What is being asked: Write out all of the data exactly as it appears.

Supplied information:
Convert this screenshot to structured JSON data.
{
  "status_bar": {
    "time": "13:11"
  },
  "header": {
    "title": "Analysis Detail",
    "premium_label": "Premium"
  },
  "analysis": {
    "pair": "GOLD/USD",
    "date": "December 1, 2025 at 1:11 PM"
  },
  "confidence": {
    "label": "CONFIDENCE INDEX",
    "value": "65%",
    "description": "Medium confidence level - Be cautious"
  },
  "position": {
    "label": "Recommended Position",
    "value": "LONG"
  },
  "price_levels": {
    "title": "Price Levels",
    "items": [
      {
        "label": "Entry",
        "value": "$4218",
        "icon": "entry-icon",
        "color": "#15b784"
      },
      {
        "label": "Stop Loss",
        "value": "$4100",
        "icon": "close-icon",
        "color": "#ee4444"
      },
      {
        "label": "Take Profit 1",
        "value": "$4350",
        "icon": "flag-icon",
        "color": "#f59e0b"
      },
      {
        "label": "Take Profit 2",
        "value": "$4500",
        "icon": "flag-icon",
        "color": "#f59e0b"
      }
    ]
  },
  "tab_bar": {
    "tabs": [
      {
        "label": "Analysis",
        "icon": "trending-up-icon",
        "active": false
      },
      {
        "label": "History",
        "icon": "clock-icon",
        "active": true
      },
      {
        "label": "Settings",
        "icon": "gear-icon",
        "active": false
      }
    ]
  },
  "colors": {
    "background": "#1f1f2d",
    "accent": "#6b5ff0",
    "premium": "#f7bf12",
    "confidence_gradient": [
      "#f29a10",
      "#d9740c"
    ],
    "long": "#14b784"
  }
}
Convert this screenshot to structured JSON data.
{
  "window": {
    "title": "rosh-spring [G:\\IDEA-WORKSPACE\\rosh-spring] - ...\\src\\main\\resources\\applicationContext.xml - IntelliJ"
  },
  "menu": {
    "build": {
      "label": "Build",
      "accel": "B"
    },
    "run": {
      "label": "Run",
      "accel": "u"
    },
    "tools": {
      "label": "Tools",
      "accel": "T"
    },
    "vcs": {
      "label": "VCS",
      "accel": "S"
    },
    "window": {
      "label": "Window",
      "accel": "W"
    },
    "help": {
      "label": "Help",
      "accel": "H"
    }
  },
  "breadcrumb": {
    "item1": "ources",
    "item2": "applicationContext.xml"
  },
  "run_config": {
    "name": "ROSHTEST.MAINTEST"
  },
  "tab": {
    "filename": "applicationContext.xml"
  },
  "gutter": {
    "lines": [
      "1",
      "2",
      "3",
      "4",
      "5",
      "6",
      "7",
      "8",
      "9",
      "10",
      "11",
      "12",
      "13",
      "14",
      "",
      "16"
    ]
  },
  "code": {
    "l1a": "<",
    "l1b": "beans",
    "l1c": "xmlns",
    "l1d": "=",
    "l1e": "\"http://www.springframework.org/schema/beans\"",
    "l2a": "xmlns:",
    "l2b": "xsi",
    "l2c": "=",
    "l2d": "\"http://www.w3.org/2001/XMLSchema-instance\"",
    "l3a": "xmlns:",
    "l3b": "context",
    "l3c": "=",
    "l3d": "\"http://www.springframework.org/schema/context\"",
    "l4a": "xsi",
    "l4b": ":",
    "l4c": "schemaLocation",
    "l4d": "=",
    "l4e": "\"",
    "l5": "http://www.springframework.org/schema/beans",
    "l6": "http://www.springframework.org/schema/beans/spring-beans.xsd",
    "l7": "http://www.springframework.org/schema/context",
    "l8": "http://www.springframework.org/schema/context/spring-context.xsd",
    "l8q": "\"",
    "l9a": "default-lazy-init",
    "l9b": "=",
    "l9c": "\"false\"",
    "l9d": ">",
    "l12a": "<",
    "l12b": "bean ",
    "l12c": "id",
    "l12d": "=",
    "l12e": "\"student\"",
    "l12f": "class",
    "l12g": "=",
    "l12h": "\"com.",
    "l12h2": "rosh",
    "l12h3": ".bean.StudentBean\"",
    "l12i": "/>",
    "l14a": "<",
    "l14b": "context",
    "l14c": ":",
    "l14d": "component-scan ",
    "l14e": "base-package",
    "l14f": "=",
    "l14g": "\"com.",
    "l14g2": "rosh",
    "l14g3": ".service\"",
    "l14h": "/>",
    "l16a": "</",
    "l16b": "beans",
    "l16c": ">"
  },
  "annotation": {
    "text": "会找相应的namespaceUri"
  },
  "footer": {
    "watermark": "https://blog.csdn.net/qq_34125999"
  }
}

Full solution:
Convert this screenshot to structured JSON data.
{
  "status_bar": {
    "time": "13:11"
  },
  "header": {
    "title": "Analysis Detail",
    "premium_label": "Premium"
  },
  "analysis": {
    "pair": "GOLD/USD",
    "date": "December 1, 2025 at 1:11 PM"
  },
  "confidence": {
    "label": "CONFIDENCE INDEX",
    "value": "65%",
    "description": "Medium confidence level - Be cautious"
  },
  "position": {
    "label": "Recommended Position",
    "value": "LONG"
  },
  "price_levels": {
    "title": "Price Levels",
    "items": [
      {
        "label": "Entry",
        "value": "$4218",
        "icon": "entry-icon",
        "color": "#15b784"
      },
      {
        "label": "Stop Loss",
        "value": "$4100",
        "icon": "close-icon",
        "color": "#ee4444"
      },
      {
        "label": "Take Profit 1",
        "value": "$4350",
        "icon": "flag-icon",
        "color": "#f59e0b"
      },
      {
        "label": "Take Profit 2",
        "value": "$4500",
        "icon": "flag-icon",
        "color": "#f59e0b"
      }
    ]
  },
  "tab_bar": {
    "tabs": [
      {
        "label": "Analysis",
        "icon": "trending-up-icon",
        "active": false
      },
      {
        "label": "History",
        "icon": "clock-icon",
        "active": true
      },
      {
        "label": "Settings",
        "icon": "gear-icon",
        "active": false
      }
    ]
  },
  "colors": {
    "background": "#1f1f2d",
    "accent": "#6b5ff0",
    "premium": "#f7bf12",
    "confidence_gradient": [
      "#f29a10",
      "#d9740c"
    ],
    "long": "#14b784"
  }
}
Convert this screenshot to structured JSON data.
{
  "window": {
    "title": "rosh-spring [G:\\IDEA-WORKSPACE\\rosh-spring] - ...\\src\\main\\resources\\applicationContext.xml - IntelliJ"
  },
  "menu": {
    "build": {
      "label": "Build",
      "accel": "B"
    },
    "run": {
      "label": "Run",
      "accel": "u"
    },
    "tools": {
      "label": "Tools",
      "accel": "T"
    },
    "vcs": {
      "label": "VCS",
      "accel": "S"
    },
    "window": {
      "label": "Window",
      "accel": "W"
    },
    "help": {
      "label": "Help",
      "accel": "H"
    }
  },
  "breadcrumb": {
    "item1": "ources",
    "item2": "applicationContext.xml"
  },
  "run_config": {
    "name": "ROSHTEST.MAINTEST"
  },
  "tab": {
    "filename": "applicationContext.xml"
  },
  "gutter": {
    "lines": [
      "1",
      "2",
      "3",
      "4",
      "5",
      "6",
      "7",
      "8",
      "9",
      "10",
      "11",
      "12",
      "13",
      "14",
      "",
      "16"
    ]
  },
  "code": {
    "l1a": "<",
    "l1b": "beans",
    "l1c": "xmlns",
    "l1d": "=",
    "l1e": "\"http://www.springframework.org/schema/beans\"",
    "l2a": "xmlns:",
    "l2b": "xsi",
    "l2c": "=",
    "l2d": "\"http://www.w3.org/2001/XMLSchema-instance\"",
    "l3a": "xmlns:",
    "l3b": "context",
    "l3c": "=",
    "l3d": "\"http://www.springframework.org/schema/context\"",
    "l4a": "xsi",
    "l4b": ":",
    "l4c": "schemaLocation",
    "l4d": "=",
    "l4e": "\"",
    "l5": "http://www.springframework.org/schema/beans",
    "l6": "http://www.springframework.org/schema/beans/spring-beans.xsd",
    "l7": "http://www.springframework.org/schema/context",
    "l8": "http://www.springframework.org/schema/context/spring-context.xsd",
    "l8q": "\"",
    "l9a": "default-lazy-init",
    "l9b": "=",
    "l9c": "\"false\"",
    "l9d": ">",
    "l12a": "<",
    "l12b": "bean ",
    "l12c": "id",
    "l12d": "=",
    "l12e": "\"student\"",
    "l12f": "class",
    "l12g": "=",
    "l12h": "\"com.",
    "l12h2": "rosh",
    "l12h3": ".bean.StudentBean\"",
    "l12i": "/>",
    "l14a": "<",
    "l14b": "context",
    "l14c": ":",
    "l14d": "component-scan ",
    "l14e": "base-package",
    "l14f": "=",
    "l14g": "\"com.",
    "l14g2": "rosh",
    "l14g3": ".service\"",
    "l14h": "/>",
    "l16a": "</",
    "l16b": "beans",
    "l16c": ">"
  },
  "annotation": {
    "text": "会找相应的namespaceUri"
  },
  "footer": {
    "watermark": "https://blog.csdn.net/qq_34125999"
  }
}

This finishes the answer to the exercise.